**PROBLEM TO SOLVE**
Scan the lines below for the string "this" and copy every one that has it.

**EXCERPTED DATA**
* * * *
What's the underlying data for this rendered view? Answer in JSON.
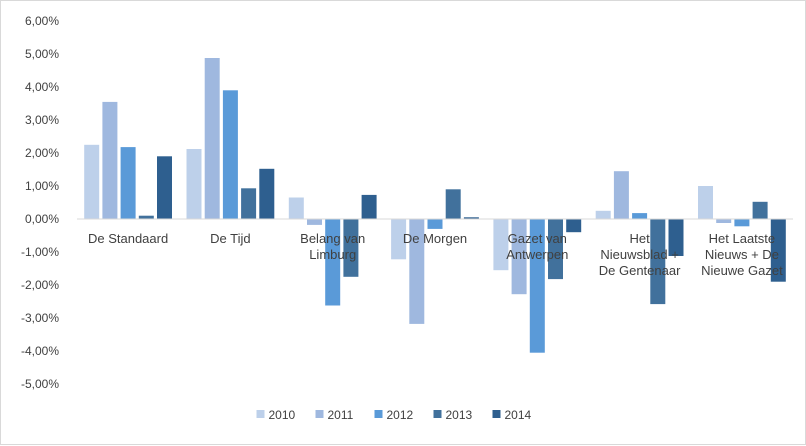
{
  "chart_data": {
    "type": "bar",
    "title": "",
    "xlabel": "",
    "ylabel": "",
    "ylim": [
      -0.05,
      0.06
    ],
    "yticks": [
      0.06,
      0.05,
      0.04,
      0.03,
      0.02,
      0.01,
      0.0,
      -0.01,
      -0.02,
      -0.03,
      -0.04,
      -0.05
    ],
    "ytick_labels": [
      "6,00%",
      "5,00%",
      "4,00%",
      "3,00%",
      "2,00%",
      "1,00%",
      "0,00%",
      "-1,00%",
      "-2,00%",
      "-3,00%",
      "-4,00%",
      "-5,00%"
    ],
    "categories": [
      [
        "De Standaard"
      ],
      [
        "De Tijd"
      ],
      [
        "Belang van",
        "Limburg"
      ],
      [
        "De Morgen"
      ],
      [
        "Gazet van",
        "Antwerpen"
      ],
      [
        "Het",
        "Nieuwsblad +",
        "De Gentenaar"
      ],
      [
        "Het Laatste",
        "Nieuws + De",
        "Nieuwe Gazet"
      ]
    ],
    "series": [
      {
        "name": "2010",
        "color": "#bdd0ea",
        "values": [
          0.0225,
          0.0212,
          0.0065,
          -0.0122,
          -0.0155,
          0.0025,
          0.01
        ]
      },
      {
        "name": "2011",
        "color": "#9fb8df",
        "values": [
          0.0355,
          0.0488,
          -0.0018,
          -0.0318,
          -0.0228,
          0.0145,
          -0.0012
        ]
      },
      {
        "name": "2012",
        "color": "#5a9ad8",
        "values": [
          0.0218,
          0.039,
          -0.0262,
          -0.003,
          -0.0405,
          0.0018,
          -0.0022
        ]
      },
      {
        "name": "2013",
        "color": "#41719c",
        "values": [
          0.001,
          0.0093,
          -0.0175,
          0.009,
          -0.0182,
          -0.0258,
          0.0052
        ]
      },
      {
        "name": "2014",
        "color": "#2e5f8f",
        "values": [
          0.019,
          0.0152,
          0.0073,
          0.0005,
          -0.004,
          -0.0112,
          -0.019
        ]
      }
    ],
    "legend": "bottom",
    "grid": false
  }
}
* * * *
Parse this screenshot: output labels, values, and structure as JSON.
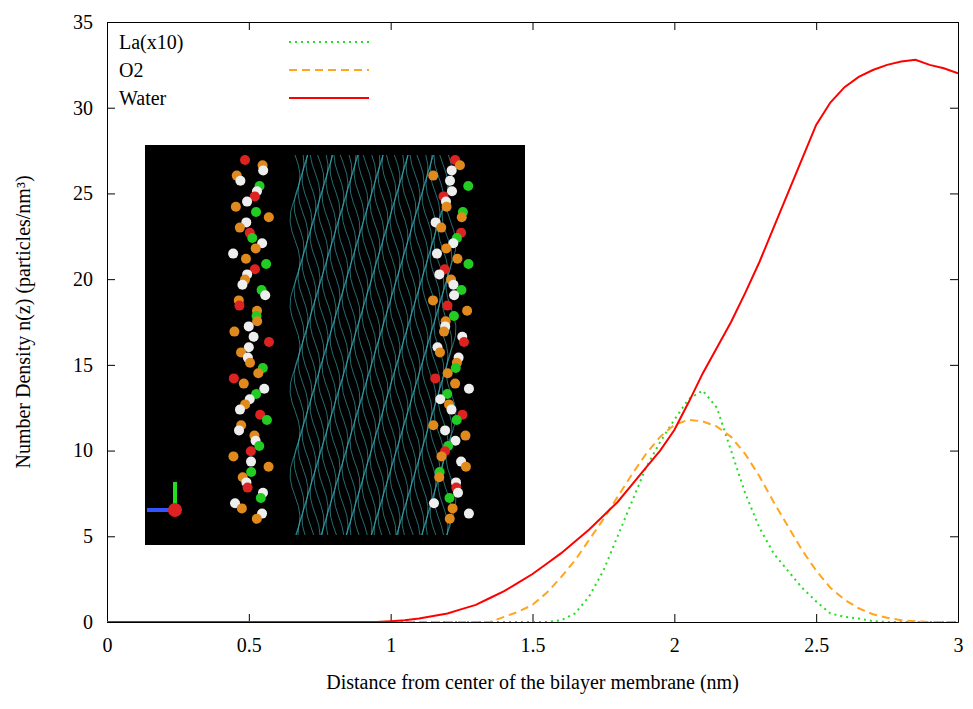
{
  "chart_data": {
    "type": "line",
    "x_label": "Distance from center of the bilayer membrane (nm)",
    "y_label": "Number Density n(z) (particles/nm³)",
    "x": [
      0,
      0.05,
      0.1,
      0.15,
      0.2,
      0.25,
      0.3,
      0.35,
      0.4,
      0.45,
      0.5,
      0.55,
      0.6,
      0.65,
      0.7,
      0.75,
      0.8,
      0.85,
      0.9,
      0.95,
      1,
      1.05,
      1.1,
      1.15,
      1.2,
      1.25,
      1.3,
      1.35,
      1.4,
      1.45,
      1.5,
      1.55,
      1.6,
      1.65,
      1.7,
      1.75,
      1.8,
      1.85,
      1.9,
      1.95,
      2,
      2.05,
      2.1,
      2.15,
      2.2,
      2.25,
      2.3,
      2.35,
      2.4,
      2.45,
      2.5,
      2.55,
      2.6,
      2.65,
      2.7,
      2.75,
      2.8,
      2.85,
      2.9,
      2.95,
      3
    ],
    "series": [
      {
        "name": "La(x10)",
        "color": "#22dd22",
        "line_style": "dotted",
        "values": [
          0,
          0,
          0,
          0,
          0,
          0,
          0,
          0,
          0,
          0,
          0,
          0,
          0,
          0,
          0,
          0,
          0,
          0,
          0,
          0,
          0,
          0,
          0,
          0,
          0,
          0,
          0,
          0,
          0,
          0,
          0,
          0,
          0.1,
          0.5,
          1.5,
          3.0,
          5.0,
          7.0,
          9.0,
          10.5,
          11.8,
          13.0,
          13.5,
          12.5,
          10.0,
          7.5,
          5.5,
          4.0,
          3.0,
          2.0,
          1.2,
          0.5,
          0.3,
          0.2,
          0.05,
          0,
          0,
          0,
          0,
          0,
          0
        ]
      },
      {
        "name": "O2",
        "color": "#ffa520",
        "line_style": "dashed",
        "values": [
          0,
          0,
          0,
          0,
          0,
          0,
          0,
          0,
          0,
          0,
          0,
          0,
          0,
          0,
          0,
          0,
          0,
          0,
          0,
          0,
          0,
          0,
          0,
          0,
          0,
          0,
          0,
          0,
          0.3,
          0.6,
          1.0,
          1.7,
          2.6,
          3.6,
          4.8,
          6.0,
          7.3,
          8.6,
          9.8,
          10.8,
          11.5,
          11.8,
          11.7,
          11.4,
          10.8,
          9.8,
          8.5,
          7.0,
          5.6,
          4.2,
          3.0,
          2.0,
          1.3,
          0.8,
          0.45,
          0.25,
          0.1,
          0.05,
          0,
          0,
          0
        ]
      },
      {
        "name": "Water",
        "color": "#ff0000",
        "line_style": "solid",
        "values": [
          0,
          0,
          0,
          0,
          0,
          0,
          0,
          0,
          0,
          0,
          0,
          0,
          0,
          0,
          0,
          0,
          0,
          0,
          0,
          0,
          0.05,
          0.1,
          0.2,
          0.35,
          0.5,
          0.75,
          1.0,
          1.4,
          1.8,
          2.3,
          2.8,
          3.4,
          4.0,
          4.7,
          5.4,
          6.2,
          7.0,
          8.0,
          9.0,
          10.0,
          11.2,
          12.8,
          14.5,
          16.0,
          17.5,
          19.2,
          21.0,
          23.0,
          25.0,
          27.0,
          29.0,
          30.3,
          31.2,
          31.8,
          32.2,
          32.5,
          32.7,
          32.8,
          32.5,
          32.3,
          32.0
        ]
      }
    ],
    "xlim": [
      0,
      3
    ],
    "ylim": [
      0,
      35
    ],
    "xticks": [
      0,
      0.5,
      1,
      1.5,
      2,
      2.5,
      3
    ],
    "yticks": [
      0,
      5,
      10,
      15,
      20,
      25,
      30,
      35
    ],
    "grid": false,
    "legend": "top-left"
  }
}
* * * *
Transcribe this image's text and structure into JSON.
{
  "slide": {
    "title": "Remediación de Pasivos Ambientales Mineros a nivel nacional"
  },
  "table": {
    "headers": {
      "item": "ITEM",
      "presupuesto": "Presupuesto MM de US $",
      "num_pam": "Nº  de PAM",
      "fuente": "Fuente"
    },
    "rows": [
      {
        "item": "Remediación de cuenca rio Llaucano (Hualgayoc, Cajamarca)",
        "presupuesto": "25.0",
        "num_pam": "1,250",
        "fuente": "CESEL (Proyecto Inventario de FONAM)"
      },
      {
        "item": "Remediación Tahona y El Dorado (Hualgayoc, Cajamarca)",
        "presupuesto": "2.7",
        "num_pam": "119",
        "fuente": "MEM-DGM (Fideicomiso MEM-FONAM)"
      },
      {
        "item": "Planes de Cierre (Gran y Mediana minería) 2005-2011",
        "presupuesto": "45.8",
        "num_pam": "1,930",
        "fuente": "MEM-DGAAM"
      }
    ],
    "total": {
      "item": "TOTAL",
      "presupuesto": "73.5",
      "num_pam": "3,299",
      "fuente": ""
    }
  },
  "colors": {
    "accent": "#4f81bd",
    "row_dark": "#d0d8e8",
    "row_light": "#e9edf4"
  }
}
* * * *
**COMPLETED EXERCISE**
What's the underlying data for this rendered view? Answer in JSON.
Parse this screenshot: output labels, values, and structure as JSON.
Transcribe this image's text and structure into JSON.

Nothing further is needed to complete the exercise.